=== OPGAVE A ===
Kun je het stuk uit de leestekst tussen "Welke samenhang ziet" en "of –tekort is.", beide inbegrepen, letterlijk overnemen?

=== LEESTEKST ===
In hoeverre leidt verdroging door klimaatverandering, peilverlaging en watergebruik tot een groter risico voor natuurbranden?

Antwoord

Als er te weinig grondwater aanwezig is in de natuurgebieden zal de bodem uitdrogen en neemt het risico op natuurbranden toe. Gelukkig is de natuur veerkrachtig en korte periodes van verminderde waterbeschikbaarheid kan de natuur meestal goed overbruggen. Uit de KNMI-klimaatscenario’s blijkt dat we in de toekomst vaker te maken krijgen met droge zomers en hogere temperaturen. Daardoor neemt het risico op natuurbranden toe. Ook de structurele verdroging van natuurgebieden leidt tot een groter risico op natuurbranden. Hydrologisch herstel in en rondom natuurgebieden door verhoging van grondwaterpeilen, verminderen van ontwatering en onttrekkingen kan het risico op bosbranden sterk reduceren en maakt natuurgebieden minder kwetsbaar voor droogte. Dit heeft de aandacht van de Ministeriele Commissie Economie en Natuur (MCEN).

Vraag 7

Hoe wordt nu geanticipeerd op droogteperiodes, om lage waterstanden te voorkomen en zo het risico op natuurbranden te verkleinen?

Antwoord

Het ministerie van LVVN faciliteert en ondersteunt medeoverheden en terreinverantwoordelijken bij het bevorderen van een robuuste natuur en het verbeteren van (hydrologische) condities om zo onder andere te anticiperen op droogteperiodes en het risico op natuurbranden te verkleinen. Dit gebeurt bijvoorbeeld door middel van kennisontwikkeling. Zo voert Wageningen University & Research in opdracht van LVVN een trendonderzoek uit naar impact van droogte op natuur op de hoge zandgronden. Hierin is in beeld gebracht wat het handelingsperspectief is voor terreinbeherende organisaties en medeoverheden om de impact van droogte te beperken.6

Vraag 8

Welke samenhang ziet u tussen klimaatadaptatie en het sturend maken van water en bodem bij ruimtelijke keuzes? Neemt u het bodem- en watersysteem in een gebied als basis van uw ruimtelijke beleid?

Antwoord

Er is een duidelijke samenhang tussen rekening houden met water en bodem en klimaatadaptatie. In het regeerprogramma staat dat we toekomstbestendig bouwen. Om dit te doen wordt, conform de Kamerbrief van oktober 20247, rekening gehouden met het onderliggende water- en bodemsysteem en de extra weersextremen die we in de toekomst kunnen verwachten. Tegelijkertijd betekent “rekening houden met” ook dat we meebewegen met water en bodem en soms bijvoorbeeld accepteren dat er wateroverlast of –tekort is.

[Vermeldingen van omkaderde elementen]
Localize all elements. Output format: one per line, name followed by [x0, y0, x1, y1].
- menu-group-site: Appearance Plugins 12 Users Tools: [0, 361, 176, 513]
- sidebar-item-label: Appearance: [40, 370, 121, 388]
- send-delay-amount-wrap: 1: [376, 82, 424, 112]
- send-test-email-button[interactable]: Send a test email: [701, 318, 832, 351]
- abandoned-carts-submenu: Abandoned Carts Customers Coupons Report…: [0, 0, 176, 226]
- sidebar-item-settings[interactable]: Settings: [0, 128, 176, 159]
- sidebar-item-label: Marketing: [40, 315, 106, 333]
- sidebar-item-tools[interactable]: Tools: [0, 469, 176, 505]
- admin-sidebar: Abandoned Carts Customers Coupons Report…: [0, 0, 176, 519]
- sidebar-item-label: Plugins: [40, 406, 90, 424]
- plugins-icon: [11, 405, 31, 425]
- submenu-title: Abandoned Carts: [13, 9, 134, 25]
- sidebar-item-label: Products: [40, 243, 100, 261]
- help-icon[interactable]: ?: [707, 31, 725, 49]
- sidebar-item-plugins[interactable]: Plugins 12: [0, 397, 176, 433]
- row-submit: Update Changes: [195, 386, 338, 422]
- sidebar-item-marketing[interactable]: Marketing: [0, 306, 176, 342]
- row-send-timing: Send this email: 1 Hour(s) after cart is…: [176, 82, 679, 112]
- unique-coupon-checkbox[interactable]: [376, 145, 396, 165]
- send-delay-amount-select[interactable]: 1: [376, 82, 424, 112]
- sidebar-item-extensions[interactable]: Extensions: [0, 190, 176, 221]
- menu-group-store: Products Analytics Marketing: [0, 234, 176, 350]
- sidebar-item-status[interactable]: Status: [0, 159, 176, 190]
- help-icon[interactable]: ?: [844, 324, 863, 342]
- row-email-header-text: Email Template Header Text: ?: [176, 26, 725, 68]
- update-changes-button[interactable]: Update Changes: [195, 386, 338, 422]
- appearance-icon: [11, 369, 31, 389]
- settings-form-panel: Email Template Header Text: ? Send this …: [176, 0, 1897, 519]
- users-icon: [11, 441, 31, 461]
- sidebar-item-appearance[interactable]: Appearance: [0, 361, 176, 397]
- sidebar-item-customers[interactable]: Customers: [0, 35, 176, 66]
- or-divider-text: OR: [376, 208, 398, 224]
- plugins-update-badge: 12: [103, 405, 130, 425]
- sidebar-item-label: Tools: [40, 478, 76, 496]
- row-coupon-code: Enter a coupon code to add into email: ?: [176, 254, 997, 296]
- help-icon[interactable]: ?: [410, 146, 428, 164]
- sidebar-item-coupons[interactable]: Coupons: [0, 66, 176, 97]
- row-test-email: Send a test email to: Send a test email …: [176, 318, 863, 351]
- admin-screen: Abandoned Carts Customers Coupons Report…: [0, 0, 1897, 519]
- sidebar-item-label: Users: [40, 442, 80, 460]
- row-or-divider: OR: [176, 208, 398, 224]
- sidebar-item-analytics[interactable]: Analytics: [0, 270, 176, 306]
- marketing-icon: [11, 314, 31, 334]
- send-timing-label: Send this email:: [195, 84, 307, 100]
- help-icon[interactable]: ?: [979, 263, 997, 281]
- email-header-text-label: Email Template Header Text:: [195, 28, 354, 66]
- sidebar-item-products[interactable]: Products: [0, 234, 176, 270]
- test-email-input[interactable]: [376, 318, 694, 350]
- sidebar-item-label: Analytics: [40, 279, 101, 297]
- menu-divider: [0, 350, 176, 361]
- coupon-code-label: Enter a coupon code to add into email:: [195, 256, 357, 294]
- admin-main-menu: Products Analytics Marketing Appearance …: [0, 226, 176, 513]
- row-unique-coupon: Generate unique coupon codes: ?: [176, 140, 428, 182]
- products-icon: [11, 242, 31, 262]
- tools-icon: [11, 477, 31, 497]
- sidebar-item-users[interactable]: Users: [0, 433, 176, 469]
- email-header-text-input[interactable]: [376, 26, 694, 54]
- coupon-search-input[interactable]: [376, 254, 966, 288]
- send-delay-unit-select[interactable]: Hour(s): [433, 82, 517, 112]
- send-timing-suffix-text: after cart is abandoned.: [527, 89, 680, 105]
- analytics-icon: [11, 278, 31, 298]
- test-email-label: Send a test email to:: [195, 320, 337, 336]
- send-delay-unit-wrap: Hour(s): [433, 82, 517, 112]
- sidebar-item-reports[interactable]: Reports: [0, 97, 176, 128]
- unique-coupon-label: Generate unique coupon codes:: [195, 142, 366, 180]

=== OPGAVE B ===
Verzamel uit de records elke regel waarin het woord "amount" voorkomt.

=== JUIST ANTWOORD A ===
Welke samenhang ziet u tussen klimaatadaptatie en het sturend maken van water en bodem bij ruimtelijke keuzes? Neemt u het bodem- en watersysteem in een gebied als basis van uw ruimtelijke beleid?

Antwoord

Er is een duidelijke samenhang tussen rekening houden met water en bodem en klimaatadaptatie. In het regeerprogramma staat dat we toekomstbestendig bouwen. Om dit te doen wordt, conform de Kamerbrief van oktober 20247, rekening gehouden met het onderliggende water- en bodemsysteem en de extra weersextremen die we in de toekomst kunnen verwachten. Tegelijkertijd betekent “rekening houden met” ook dat we meebewegen met water en bodem en soms bijvoorbeeld accepteren dat er wateroverlast of –tekort is.

=== JUIST ANTWOORD B ===
- send-delay-amount-wrap: 1: [376, 82, 424, 112]
- send-delay-amount-select[interactable]: 1: [376, 82, 424, 112]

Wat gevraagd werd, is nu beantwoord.